Task prompt
Count the lines in the material below that contain the string "name", treating uppercase and lowercase as different. Reply with the number only.

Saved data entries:
★ ★ ★ ★

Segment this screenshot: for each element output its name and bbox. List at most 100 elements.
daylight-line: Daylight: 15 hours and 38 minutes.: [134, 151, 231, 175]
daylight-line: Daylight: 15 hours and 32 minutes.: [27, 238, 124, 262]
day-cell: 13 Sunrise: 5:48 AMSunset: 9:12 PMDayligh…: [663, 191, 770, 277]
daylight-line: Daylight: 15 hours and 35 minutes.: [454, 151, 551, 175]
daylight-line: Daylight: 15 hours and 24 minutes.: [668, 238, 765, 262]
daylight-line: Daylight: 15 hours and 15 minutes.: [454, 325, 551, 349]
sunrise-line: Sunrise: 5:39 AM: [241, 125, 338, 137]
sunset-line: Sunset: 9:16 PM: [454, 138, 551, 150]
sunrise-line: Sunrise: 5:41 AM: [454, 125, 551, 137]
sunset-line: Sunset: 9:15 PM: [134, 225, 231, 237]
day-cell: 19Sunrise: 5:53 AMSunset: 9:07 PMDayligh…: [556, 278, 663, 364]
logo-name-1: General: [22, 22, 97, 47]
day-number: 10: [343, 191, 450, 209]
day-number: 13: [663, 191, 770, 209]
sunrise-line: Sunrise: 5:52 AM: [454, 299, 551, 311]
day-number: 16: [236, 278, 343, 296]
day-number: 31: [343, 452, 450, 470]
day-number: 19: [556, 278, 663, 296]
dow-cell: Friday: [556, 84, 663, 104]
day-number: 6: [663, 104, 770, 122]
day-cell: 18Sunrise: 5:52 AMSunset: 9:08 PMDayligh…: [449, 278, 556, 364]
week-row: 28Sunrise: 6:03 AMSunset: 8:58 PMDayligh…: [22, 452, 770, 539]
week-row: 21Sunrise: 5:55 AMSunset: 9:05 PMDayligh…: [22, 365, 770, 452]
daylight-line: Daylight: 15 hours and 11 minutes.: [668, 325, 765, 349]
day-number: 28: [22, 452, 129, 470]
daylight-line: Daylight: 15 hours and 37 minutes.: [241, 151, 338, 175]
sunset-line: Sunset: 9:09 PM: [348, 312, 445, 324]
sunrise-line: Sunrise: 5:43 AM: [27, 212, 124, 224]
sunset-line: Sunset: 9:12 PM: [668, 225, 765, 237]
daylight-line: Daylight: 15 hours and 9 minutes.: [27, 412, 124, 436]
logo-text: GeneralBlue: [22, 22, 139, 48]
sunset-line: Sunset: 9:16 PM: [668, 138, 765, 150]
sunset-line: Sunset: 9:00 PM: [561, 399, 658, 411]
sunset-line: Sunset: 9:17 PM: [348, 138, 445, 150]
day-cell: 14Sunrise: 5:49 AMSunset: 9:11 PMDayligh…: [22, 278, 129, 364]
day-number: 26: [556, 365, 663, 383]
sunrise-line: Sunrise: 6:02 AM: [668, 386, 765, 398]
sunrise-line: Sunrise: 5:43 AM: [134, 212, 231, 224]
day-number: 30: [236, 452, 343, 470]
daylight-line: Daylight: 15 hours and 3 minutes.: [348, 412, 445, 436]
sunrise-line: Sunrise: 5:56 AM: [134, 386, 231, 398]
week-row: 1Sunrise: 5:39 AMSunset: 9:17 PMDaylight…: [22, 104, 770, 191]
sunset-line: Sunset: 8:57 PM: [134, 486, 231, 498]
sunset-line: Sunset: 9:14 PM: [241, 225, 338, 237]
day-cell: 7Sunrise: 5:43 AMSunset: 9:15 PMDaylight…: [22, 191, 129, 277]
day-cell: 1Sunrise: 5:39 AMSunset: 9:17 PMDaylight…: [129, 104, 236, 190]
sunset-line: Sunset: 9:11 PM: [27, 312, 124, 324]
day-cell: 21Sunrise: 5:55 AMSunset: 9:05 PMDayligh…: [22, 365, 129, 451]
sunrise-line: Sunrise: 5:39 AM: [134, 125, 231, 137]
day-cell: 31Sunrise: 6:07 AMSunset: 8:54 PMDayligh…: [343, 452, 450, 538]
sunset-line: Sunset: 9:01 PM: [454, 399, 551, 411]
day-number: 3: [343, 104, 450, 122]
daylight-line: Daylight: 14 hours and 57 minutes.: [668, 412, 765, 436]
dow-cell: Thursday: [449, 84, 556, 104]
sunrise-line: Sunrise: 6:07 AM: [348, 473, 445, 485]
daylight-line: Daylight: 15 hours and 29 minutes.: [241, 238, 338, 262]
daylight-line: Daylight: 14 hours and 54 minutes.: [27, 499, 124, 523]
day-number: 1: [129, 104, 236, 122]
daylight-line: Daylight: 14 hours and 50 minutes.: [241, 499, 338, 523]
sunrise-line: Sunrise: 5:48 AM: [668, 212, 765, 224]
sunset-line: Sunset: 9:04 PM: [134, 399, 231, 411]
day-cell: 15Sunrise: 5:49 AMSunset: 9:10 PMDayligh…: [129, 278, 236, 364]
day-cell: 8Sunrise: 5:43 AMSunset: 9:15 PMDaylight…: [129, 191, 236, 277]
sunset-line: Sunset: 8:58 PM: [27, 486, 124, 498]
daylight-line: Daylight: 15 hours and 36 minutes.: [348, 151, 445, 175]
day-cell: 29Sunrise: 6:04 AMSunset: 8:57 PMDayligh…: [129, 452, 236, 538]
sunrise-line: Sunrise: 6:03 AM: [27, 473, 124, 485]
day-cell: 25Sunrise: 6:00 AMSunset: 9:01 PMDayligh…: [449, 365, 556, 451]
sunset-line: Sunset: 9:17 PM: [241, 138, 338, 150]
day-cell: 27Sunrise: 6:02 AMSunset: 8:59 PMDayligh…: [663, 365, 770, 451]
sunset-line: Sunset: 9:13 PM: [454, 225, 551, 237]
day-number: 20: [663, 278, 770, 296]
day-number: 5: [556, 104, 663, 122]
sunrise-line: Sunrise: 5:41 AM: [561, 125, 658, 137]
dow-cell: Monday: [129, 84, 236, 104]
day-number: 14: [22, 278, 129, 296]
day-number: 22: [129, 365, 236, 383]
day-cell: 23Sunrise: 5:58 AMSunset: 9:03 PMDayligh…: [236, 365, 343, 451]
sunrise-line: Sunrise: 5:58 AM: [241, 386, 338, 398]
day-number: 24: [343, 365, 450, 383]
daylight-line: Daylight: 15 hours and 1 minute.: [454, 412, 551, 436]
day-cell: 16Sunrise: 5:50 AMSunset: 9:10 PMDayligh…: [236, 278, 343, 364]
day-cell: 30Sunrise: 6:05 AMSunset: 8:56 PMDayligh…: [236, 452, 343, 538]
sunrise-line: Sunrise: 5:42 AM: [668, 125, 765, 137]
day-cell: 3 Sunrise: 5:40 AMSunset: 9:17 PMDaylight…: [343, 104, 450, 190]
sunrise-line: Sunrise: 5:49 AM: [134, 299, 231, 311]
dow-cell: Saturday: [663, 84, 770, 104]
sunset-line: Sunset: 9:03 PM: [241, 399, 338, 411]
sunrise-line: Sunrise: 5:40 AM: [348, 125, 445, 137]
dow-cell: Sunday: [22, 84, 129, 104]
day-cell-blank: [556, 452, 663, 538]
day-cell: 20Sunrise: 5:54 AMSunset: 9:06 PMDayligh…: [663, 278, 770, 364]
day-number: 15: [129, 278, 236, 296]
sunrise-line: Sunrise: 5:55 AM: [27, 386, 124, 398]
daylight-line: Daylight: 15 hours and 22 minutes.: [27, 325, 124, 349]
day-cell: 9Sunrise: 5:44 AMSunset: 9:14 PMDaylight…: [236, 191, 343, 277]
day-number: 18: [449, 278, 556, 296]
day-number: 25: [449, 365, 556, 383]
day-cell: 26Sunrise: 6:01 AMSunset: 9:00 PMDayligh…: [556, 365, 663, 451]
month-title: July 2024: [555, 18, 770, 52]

★ ★ ★ ★

Finished exercise
2